Arrange every line of the records below as a numbered list, skipping blank lines. Leave the pictures out of the answer.

→ **Information supplied**:

============================================================

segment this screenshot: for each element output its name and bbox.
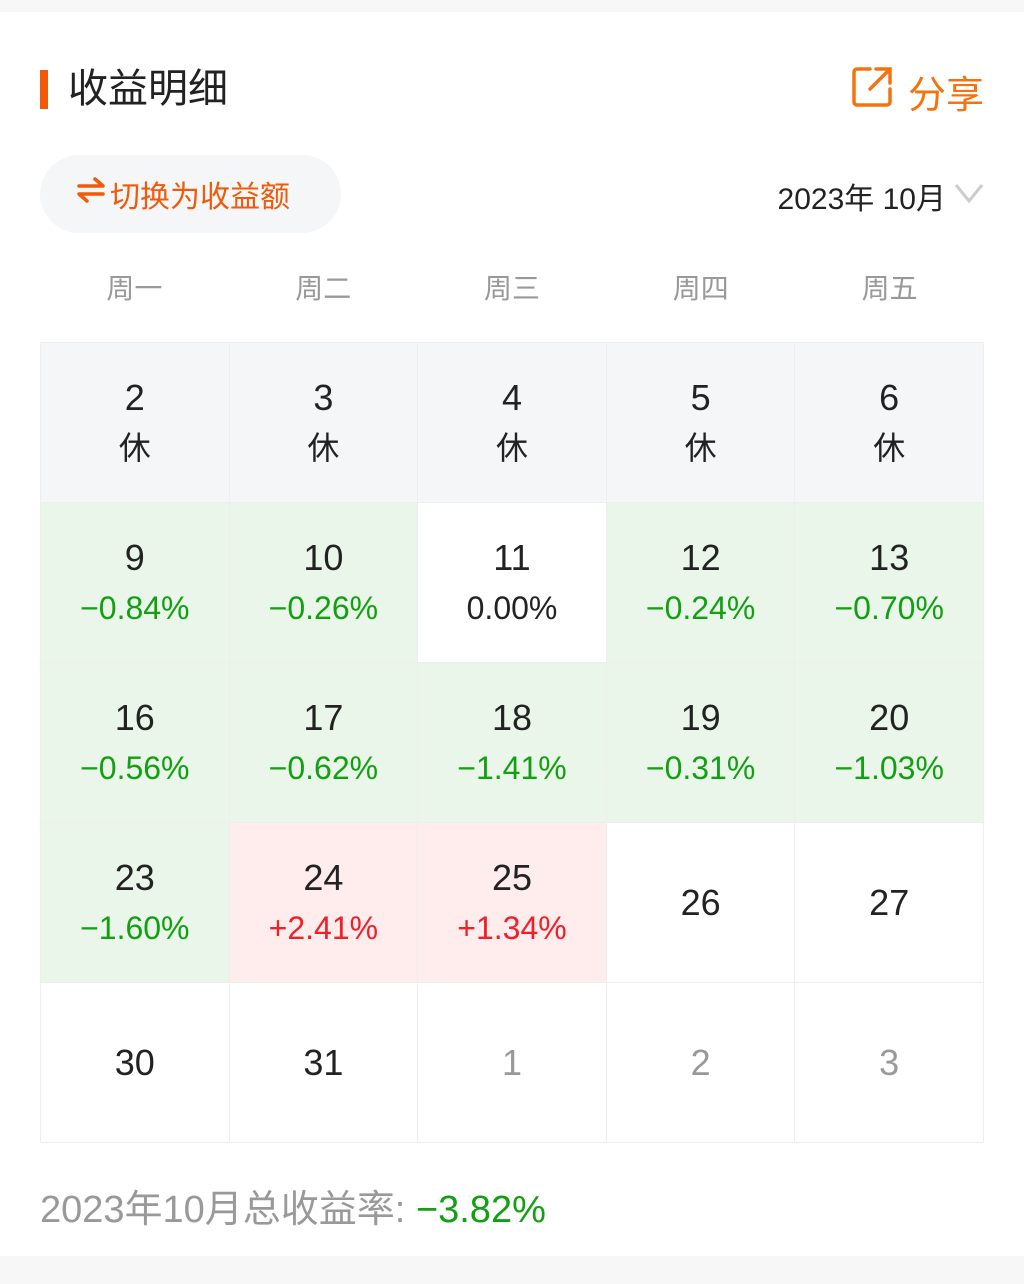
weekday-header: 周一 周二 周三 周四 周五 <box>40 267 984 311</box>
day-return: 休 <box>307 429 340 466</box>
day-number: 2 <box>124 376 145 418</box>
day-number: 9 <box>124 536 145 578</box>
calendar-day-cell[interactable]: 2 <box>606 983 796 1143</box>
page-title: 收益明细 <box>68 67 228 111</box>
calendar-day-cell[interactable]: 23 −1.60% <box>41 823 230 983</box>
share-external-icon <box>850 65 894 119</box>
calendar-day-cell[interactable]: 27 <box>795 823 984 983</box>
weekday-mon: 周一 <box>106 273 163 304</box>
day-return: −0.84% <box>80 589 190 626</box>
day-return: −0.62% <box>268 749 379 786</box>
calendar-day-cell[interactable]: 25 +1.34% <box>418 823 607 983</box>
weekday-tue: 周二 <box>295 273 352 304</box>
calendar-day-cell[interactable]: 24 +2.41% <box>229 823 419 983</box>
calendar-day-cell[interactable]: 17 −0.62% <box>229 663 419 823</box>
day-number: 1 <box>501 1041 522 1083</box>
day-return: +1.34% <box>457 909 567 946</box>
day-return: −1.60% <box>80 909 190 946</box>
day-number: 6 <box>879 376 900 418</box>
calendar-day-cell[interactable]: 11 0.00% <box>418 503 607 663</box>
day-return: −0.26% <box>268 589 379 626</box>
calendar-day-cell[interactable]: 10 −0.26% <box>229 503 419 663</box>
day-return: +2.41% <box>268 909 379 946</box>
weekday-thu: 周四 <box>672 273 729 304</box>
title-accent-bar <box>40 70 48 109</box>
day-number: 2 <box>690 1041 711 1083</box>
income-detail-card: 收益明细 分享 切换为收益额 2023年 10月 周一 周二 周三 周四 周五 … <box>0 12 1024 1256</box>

============================================================

→ **The output**:
1. segment this screenshot: for each element output its name and bbox.
2. weekday-header: 周一 周二 周三 周四 周五 <box>40 267 984 311</box>
3. day-return: 休 <box>307 429 340 466</box>
4. day-number: 2 <box>124 376 145 418</box>
5. day-number: 9 <box>124 536 145 578</box>
6. calendar-day-cell[interactable]: 2 <box>606 983 796 1143</box>
7. page-title: 收益明细 <box>68 67 228 111</box>
8. calendar-day-cell[interactable]: 23 −1.60% <box>41 823 230 983</box>
9. share-external-icon <box>850 65 894 119</box>
10. calendar-day-cell[interactable]: 27 <box>795 823 984 983</box>
11. weekday-mon: 周一 <box>106 273 163 304</box>
12. day-return: −0.84% <box>80 589 190 626</box>
13. day-return: −0.62% <box>268 749 379 786</box>
14. calendar-day-cell[interactable]: 25 +1.34% <box>418 823 607 983</box>
15. weekday-tue: 周二 <box>295 273 352 304</box>
16. calendar-day-cell[interactable]: 24 +2.41% <box>229 823 419 983</box>
17. calendar-day-cell[interactable]: 17 −0.62% <box>229 663 419 823</box>
18. day-number: 1 <box>501 1041 522 1083</box>
19. day-return: +1.34% <box>457 909 567 946</box>
20. day-return: −1.60% <box>80 909 190 946</box>
21. day-number: 6 <box>879 376 900 418</box>
22. calendar-day-cell[interactable]: 11 0.00% <box>418 503 607 663</box>
23. day-return: −0.26% <box>268 589 379 626</box>
24. calendar-day-cell[interactable]: 10 −0.26% <box>229 503 419 663</box>
25. day-return: +2.41% <box>268 909 379 946</box>
26. weekday-thu: 周四 <box>672 273 729 304</box>
27. title-accent-bar <box>40 70 48 109</box>
28. day-number: 2 <box>690 1041 711 1083</box>
29. income-detail-card: 收益明细 分享 切换为收益额 2023年 10月 周一 周二 周三 周四 周五 … <box>0 12 1024 1256</box>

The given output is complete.